__PROBLEM DESCRIPTION__:
Reproduce every record exactly as it appears, but not the pictures.

[Dataset items]
..........
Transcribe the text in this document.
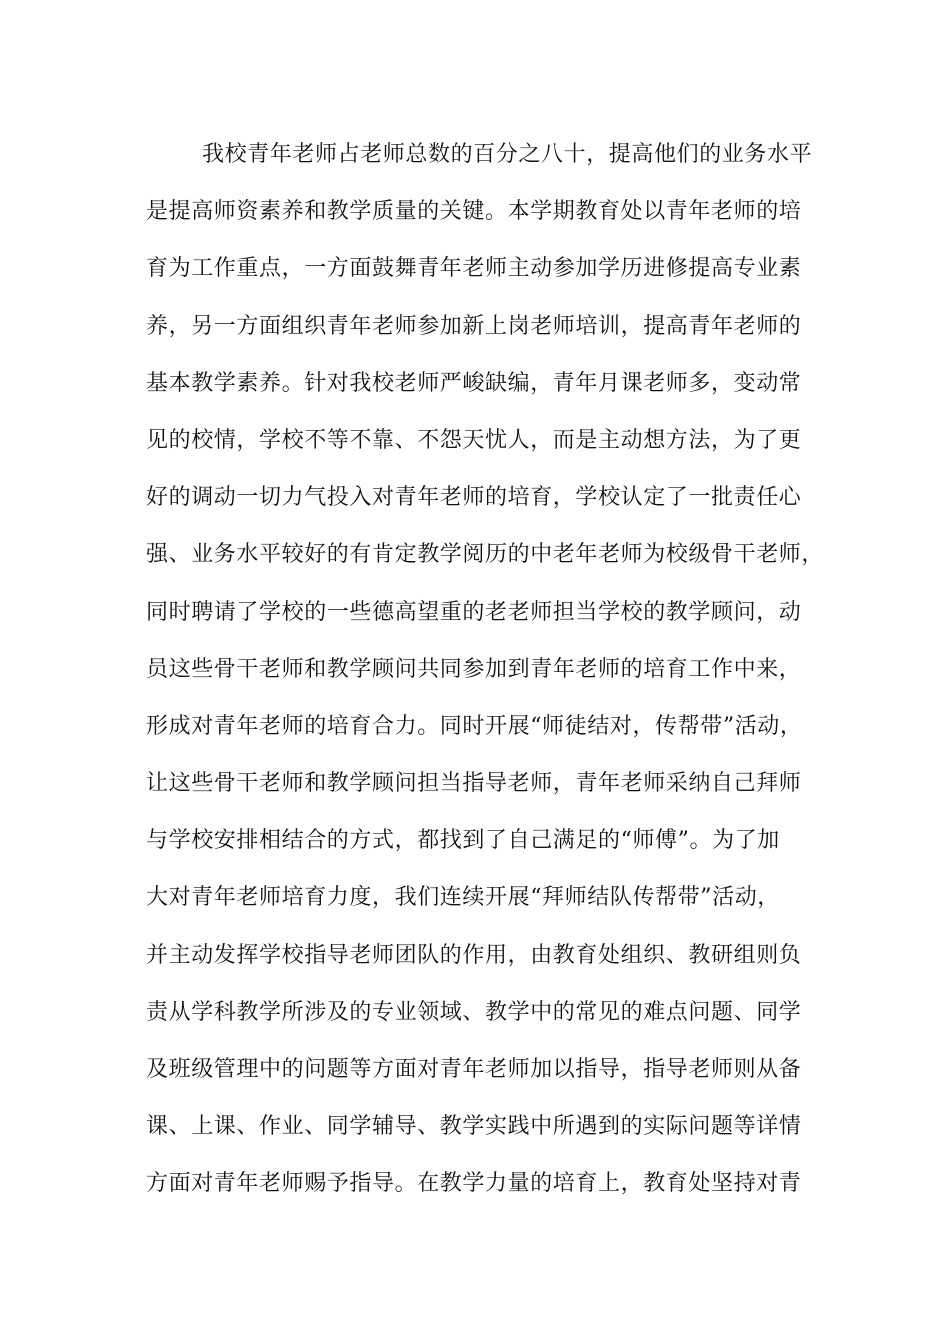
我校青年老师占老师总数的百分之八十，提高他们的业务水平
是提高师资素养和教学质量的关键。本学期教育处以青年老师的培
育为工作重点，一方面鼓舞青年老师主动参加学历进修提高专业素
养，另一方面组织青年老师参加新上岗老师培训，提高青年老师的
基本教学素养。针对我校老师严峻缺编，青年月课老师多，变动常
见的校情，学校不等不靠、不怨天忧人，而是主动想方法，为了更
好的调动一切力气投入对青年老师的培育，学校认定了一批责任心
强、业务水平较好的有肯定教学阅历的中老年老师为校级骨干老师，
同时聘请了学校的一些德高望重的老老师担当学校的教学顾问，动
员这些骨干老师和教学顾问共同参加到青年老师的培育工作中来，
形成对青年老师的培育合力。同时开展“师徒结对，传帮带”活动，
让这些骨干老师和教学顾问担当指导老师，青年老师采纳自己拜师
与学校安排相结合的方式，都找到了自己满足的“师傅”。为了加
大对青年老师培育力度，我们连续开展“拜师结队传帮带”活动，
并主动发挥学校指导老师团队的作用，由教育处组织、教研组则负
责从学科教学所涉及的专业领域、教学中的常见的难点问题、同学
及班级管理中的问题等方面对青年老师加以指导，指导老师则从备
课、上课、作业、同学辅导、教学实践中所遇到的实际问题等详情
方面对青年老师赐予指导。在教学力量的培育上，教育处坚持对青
..........
__CORRECT ANSWER__:
Transcribe the text in this document.
我校青年老师占老师总数的百分之八十，提高他们的业务水平
是提高师资素养和教学质量的关键。本学期教育处以青年老师的培
育为工作重点，一方面鼓舞青年老师主动参加学历进修提高专业素
养，另一方面组织青年老师参加新上岗老师培训，提高青年老师的
基本教学素养。针对我校老师严峻缺编，青年月课老师多，变动常
见的校情，学校不等不靠、不怨天忧人，而是主动想方法，为了更
好的调动一切力气投入对青年老师的培育，学校认定了一批责任心
强、业务水平较好的有肯定教学阅历的中老年老师为校级骨干老师，
同时聘请了学校的一些德高望重的老老师担当学校的教学顾问，动
员这些骨干老师和教学顾问共同参加到青年老师的培育工作中来，
形成对青年老师的培育合力。同时开展“师徒结对，传帮带”活动，
让这些骨干老师和教学顾问担当指导老师，青年老师采纳自己拜师
与学校安排相结合的方式，都找到了自己满足的“师傅”。为了加
大对青年老师培育力度，我们连续开展“拜师结队传帮带”活动，
并主动发挥学校指导老师团队的作用，由教育处组织、教研组则负
责从学科教学所涉及的专业领域、教学中的常见的难点问题、同学
及班级管理中的问题等方面对青年老师加以指导，指导老师则从备
课、上课、作业、同学辅导、教学实践中所遇到的实际问题等详情
方面对青年老师赐予指导。在教学力量的培育上，教育处坚持对青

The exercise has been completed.